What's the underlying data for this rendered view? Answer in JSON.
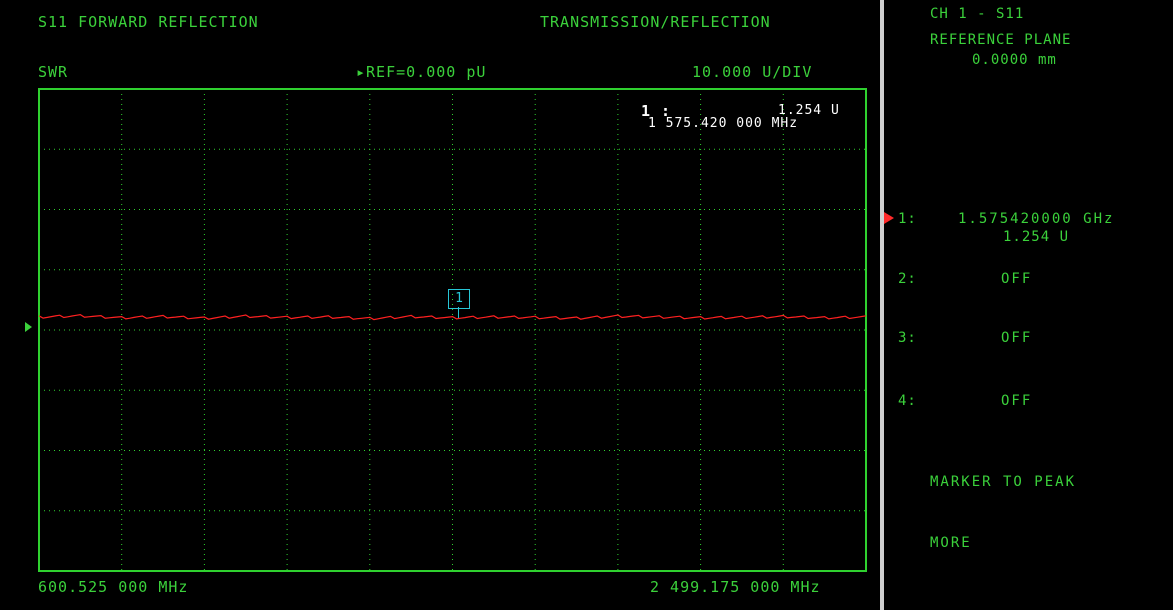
{
  "header": {
    "left_title": "S11 FORWARD REFLECTION",
    "right_title": "TRANSMISSION/REFLECTION",
    "format": "SWR",
    "ref_value": "▸REF=0.000 pU",
    "scale": "10.000 U/DIV"
  },
  "marker_readout": {
    "label": "1 :",
    "value": "1.254 U",
    "frequency": "1 575.420 000 MHz",
    "trace_flag": "1"
  },
  "footer": {
    "start_freq": "600.525 000 MHz",
    "stop_freq": "2 499.175 000 MHz"
  },
  "side_panel": {
    "channel": "CH 1 - S11",
    "ref_plane_label": "REFERENCE PLANE",
    "ref_plane_value": "0.0000 mm",
    "markers": [
      {
        "label": "1:",
        "value": "1.575420000 GHz",
        "sub": "1.254 U",
        "active": true
      },
      {
        "label": "2:",
        "value": "OFF"
      },
      {
        "label": "3:",
        "value": "OFF"
      },
      {
        "label": "4:",
        "value": "OFF"
      }
    ],
    "softkeys": [
      "MARKER TO PEAK",
      "MORE"
    ]
  },
  "colors": {
    "text": "#3bd13b",
    "trace": "#ff2020",
    "marker": "#27c6d6",
    "active_marker": "#ff2a2a"
  },
  "chart_data": {
    "type": "line",
    "x_range": [
      600.525,
      2499.175
    ],
    "x_unit": "MHz",
    "ylim_div": 10,
    "series": [
      {
        "values": [
          1.254,
          1.257,
          1.252,
          1.255,
          1.251,
          1.256,
          1.253,
          1.254,
          1.25,
          1.255,
          1.252,
          1.254,
          1.253,
          1.251,
          1.256,
          1.254,
          1.252,
          1.253,
          1.255,
          1.252,
          1.254
        ]
      }
    ]
  }
}
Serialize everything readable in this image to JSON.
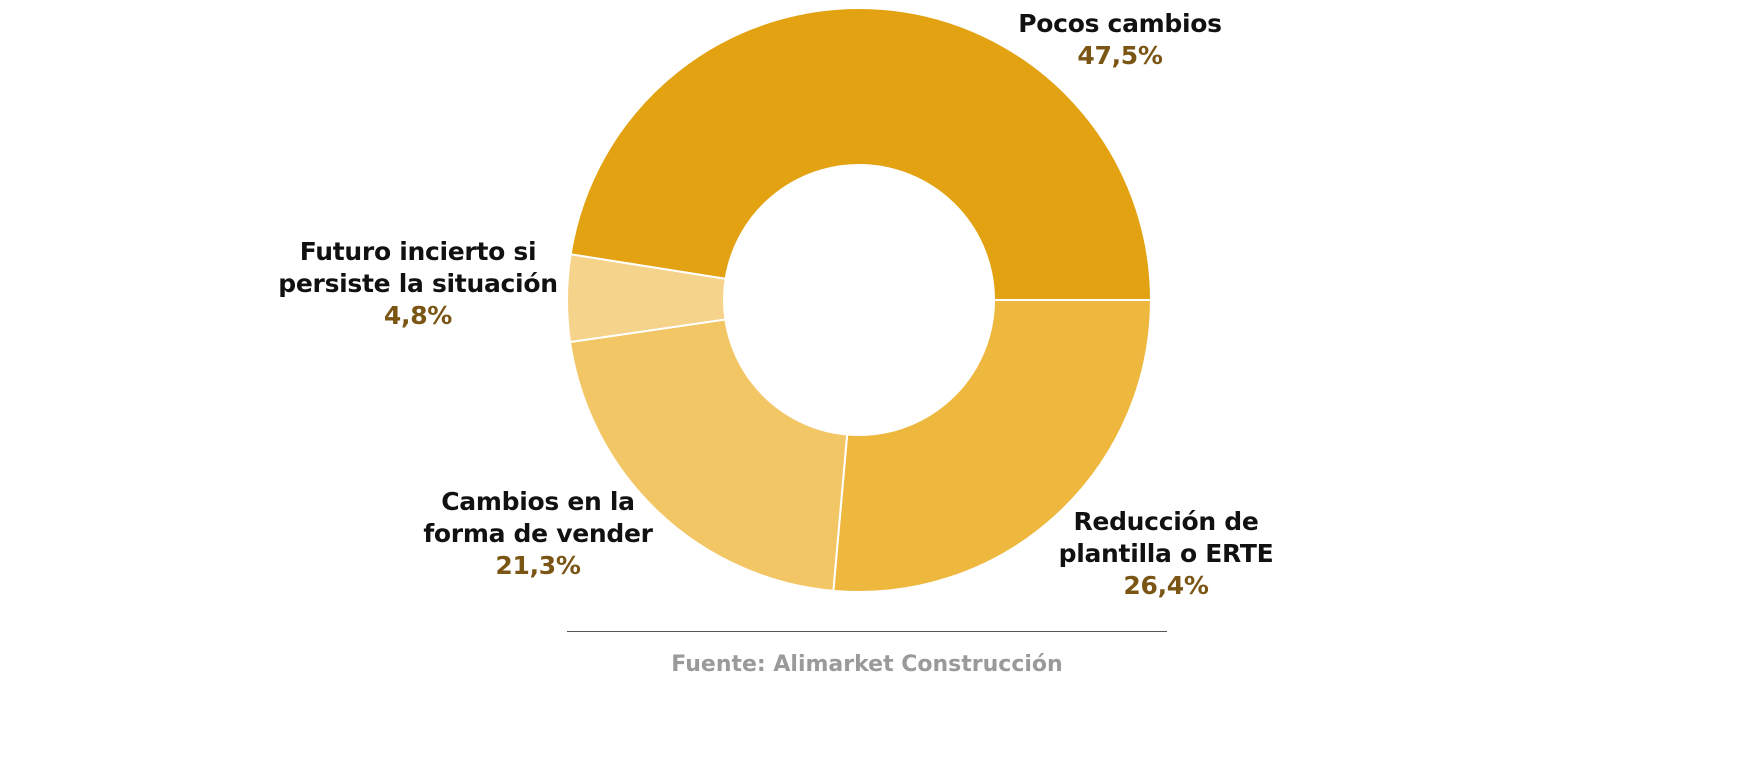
{
  "chart_data": {
    "type": "pie",
    "variant": "donut",
    "start_angle_deg": -81,
    "direction": "clockwise",
    "slices": [
      {
        "name_lines": [
          "Pocos cambios"
        ],
        "value": 47.5,
        "label": "47,5%",
        "color": "#E2A212"
      },
      {
        "name_lines": [
          "Reducción de",
          "plantilla o ERTE"
        ],
        "value": 26.4,
        "label": "26,4%",
        "color": "#EEB73E"
      },
      {
        "name_lines": [
          "Cambios en la",
          "forma de vender"
        ],
        "value": 21.3,
        "label": "21,3%",
        "color": "#F2C665"
      },
      {
        "name_lines": [
          "Futuro incierto si",
          "persiste la situación"
        ],
        "value": 4.8,
        "label": "4,8%",
        "color": "#F5D38A"
      }
    ],
    "label_color": "#7A5514",
    "source": "Fuente: Alimarket Construcción"
  }
}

Exercise details: Output the line containing "Serialize everything readable" along with every line after it to the end of the material, exactly as written, but without pictures.

Full response:
Serialize everything readable in this image to JSON.
{
  "chart_data": {
    "type": "pie",
    "variant": "donut",
    "start_angle_deg": -81,
    "direction": "clockwise",
    "slices": [
      {
        "name_lines": [
          "Pocos cambios"
        ],
        "value": 47.5,
        "label": "47,5%",
        "color": "#E2A212"
      },
      {
        "name_lines": [
          "Reducción de",
          "plantilla o ERTE"
        ],
        "value": 26.4,
        "label": "26,4%",
        "color": "#EEB73E"
      },
      {
        "name_lines": [
          "Cambios en la",
          "forma de vender"
        ],
        "value": 21.3,
        "label": "21,3%",
        "color": "#F2C665"
      },
      {
        "name_lines": [
          "Futuro incierto si",
          "persiste la situación"
        ],
        "value": 4.8,
        "label": "4,8%",
        "color": "#F5D38A"
      }
    ],
    "label_color": "#7A5514",
    "source": "Fuente: Alimarket Construcción"
  }
}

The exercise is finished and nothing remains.